Kelihatannya kita harus membuka Lontara antara era pemerintahan La Tenri Tatta Petta To Ri Sompa'e sampai La Mappanyukki khususnya versi Bone karena era itulah terjadi jalinan kerja sama maupun perseteruan antara Raja-Raja di celebes dengan VOC, selain itu orang yang bersangkutan menyaksikan awal penggunaan secara luas untuk Ana 'Arung juga semakin sulit dicari alias sudah banyak yang berpulang ke Rahmatullah, salah satu pakar yang begitu arif tentang masalah ini adalah Almahrum Tau Ri Passalama'e Anre Gurutta H.A.Poke, putra Mappabengga (Mantan imam besar mesjid Raya Bone) ... Gelar Andi, menurut Susan Millar dalam bukunya 'Bugis Wedding s' (telah diterbitkan oleh Ininnawa berjudul (Perkawinan Bugis) disinggung bagaimana proses lahirnya gelar Andi itu. Memang, seperti yang disinggung di atas, saat itu Pemerintah Belanda di tahun 1910-1920an ingin memperbaiki hubungan dengan para bangsawan Bugis dengan membebaskan keturunan bangsawan dari kerja paksa. Saat itu muncul masalah bagaimana menentukan seorang berdarah bangsawan atau tidak. Akibatnya, berbondong-bondonglah warga mendatangi raja dan menegosiasikan diri mereka untuk diakui sebagai bangsawan, karena rumitnya proses itu maka dibuatlah sebuah gelar baru untuk menentukan kebangsawanan seseorang dengan derajat yang lebih rendah. di pakailah kata Andi untuk menunjukkan kebangsawanan seseorang dalam bentuk sertifikat (mungkin sejenis sertifikat yang menunjukkan bahwa yang bersangkutan telah lulus dalam kursus montir mobil atau sejenisnya).

[Data tata letak spasial]
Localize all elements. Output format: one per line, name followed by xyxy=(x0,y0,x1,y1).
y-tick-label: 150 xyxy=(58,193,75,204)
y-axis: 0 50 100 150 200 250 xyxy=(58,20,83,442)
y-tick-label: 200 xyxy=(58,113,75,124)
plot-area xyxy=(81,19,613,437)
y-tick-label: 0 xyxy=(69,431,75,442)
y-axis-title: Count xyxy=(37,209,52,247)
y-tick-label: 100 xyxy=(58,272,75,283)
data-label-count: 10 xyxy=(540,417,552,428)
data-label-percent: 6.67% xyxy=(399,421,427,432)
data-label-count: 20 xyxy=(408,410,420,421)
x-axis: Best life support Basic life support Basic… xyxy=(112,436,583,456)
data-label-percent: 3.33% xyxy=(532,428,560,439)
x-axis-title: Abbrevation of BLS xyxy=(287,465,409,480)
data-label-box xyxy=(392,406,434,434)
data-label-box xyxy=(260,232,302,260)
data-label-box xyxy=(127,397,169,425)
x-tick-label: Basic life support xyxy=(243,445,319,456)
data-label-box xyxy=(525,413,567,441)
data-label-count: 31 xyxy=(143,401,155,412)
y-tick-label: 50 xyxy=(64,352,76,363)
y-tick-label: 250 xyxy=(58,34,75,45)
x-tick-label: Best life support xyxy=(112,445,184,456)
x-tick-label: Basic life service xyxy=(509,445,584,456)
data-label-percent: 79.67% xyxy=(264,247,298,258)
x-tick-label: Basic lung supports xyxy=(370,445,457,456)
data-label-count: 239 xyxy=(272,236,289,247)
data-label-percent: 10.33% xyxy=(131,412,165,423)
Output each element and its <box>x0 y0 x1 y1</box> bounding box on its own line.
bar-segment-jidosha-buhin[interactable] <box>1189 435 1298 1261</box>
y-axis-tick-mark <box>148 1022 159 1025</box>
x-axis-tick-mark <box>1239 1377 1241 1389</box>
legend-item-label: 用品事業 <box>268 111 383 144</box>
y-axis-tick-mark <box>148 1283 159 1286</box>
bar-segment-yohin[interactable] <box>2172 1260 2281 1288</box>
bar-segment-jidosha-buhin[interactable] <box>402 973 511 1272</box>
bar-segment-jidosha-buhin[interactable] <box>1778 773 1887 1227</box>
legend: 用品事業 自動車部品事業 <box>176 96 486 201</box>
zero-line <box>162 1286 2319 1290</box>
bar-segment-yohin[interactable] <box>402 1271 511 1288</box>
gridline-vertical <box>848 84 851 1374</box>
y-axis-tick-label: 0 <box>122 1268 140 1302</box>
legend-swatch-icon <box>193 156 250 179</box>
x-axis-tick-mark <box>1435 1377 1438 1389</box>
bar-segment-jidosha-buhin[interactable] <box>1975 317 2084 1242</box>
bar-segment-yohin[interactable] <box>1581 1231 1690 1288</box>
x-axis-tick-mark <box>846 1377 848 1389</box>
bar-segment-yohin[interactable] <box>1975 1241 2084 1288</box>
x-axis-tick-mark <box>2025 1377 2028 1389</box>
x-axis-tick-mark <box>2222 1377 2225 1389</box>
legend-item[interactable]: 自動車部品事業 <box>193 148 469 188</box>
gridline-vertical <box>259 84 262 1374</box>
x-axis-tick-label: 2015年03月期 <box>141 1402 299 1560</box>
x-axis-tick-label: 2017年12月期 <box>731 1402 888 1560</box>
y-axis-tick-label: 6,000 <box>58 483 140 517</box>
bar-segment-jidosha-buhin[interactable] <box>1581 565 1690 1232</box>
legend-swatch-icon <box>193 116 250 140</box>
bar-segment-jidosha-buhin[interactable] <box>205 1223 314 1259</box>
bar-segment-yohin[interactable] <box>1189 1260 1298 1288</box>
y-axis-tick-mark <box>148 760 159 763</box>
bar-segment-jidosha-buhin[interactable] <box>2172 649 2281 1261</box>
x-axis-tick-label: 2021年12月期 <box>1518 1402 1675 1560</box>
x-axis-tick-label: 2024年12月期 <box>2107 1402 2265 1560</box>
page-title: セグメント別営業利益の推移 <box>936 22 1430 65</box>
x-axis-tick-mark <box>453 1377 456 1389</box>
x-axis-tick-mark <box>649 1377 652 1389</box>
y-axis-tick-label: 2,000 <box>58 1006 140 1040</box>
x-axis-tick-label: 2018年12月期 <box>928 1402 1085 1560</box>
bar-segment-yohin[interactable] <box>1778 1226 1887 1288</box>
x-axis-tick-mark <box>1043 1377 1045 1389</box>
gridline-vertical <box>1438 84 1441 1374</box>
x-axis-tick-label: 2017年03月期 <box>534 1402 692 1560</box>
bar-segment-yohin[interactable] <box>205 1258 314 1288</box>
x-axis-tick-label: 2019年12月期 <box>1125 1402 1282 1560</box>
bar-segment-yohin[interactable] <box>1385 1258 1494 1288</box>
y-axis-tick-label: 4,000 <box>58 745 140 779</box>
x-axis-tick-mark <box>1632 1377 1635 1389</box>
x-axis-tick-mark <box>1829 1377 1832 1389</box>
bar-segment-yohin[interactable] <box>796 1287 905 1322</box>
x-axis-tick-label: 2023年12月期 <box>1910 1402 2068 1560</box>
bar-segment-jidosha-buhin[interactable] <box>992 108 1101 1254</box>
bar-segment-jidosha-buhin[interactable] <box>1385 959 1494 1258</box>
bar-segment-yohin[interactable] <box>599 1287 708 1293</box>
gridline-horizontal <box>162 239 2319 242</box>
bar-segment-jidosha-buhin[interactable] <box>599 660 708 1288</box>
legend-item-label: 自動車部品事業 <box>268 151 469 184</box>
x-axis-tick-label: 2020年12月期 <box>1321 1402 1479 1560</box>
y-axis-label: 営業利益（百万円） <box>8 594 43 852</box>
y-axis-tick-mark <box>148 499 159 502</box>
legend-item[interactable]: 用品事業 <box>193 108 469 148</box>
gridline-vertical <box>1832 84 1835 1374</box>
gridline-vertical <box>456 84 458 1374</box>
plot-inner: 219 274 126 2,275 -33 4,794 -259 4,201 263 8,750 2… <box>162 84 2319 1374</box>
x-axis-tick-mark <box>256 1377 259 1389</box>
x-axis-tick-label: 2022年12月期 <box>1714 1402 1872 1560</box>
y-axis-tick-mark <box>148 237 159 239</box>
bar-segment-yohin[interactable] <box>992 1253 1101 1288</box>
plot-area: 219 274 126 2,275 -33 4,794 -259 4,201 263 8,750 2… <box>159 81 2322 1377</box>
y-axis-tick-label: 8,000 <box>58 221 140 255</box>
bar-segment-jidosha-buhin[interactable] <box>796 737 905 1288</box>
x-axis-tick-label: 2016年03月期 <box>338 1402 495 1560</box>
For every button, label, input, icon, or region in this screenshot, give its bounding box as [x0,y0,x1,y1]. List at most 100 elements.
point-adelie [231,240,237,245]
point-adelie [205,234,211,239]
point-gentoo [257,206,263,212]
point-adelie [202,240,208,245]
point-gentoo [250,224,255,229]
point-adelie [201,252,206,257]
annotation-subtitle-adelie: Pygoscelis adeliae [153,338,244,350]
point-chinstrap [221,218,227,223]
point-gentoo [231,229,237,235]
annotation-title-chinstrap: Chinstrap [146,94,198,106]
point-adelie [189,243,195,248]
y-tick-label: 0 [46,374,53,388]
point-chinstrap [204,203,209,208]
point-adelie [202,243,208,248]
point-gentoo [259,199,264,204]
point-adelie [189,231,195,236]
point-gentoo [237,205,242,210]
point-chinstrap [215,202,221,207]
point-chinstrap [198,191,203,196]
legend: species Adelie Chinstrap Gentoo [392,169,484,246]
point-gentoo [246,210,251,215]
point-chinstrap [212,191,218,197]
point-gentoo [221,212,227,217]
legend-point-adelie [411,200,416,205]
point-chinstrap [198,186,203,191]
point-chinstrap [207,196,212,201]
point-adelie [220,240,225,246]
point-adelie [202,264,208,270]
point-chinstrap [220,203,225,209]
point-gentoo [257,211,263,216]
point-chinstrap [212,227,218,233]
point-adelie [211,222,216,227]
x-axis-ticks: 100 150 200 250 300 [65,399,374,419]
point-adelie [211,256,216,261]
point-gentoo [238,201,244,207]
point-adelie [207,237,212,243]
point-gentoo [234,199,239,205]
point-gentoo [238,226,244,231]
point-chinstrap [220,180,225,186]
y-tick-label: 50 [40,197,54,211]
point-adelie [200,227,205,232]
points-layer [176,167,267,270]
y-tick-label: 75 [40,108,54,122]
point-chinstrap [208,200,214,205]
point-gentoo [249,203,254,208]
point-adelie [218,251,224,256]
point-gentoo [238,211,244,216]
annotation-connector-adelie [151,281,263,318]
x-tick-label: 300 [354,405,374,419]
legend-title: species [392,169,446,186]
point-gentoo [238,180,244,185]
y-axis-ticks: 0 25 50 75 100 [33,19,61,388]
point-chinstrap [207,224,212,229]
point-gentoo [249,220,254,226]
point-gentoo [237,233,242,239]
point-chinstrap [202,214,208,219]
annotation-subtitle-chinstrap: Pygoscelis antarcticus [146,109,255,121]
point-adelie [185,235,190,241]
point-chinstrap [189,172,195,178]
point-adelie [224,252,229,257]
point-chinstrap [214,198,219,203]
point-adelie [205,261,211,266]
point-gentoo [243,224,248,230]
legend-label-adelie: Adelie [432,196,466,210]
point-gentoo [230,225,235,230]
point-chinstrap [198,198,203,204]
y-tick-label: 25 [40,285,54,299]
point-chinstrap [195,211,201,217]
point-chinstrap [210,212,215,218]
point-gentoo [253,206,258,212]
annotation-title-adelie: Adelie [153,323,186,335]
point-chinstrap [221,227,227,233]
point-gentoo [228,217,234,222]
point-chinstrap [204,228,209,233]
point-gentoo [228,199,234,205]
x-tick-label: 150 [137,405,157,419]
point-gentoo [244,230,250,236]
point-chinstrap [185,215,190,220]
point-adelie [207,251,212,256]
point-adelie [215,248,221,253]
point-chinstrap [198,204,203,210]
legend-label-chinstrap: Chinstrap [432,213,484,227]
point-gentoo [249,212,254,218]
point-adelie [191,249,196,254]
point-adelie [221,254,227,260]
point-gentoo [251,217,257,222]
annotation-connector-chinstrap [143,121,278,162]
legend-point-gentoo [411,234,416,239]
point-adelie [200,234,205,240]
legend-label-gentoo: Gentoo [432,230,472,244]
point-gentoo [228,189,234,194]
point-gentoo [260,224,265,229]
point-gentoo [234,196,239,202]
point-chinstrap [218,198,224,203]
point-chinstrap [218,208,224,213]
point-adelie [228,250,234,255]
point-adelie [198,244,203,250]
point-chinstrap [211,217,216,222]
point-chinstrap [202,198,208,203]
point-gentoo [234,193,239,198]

- **YANG DIMINTA**
Tentukan apakah setiap pernyataan berikut sesuai dengan teks tentang gelar Andi: (a) Pemerintah Belanda ingin memperbaiki hubungan dengan para bangsawan Bugis pada tahun 1910-1920an; (b) gelar Andi dibuat untuk menunjukkan kebangsawanan dengan derajat yang lebih tinggi; (c) buku Susan Millar diterbitkan oleh Ininnawa. Jawab ya atau tidak untuk masing-masing, lalu kutip kata-kata teks yang menentukannya.

- **JAWABAN TUGAS**
(a) Ya: "Pemerintah Belanda di tahun 1910-1920an ingin memperbaiki hubungan dengan para bangsawan Bugis"
(b) Tidak: "dibuatlah sebuah gelar baru untuk menentukan kebangsawanan seseorang dengan derajat yang lebih rendah"
(c) Ya: "telah diterbitkan oleh Ininnawa"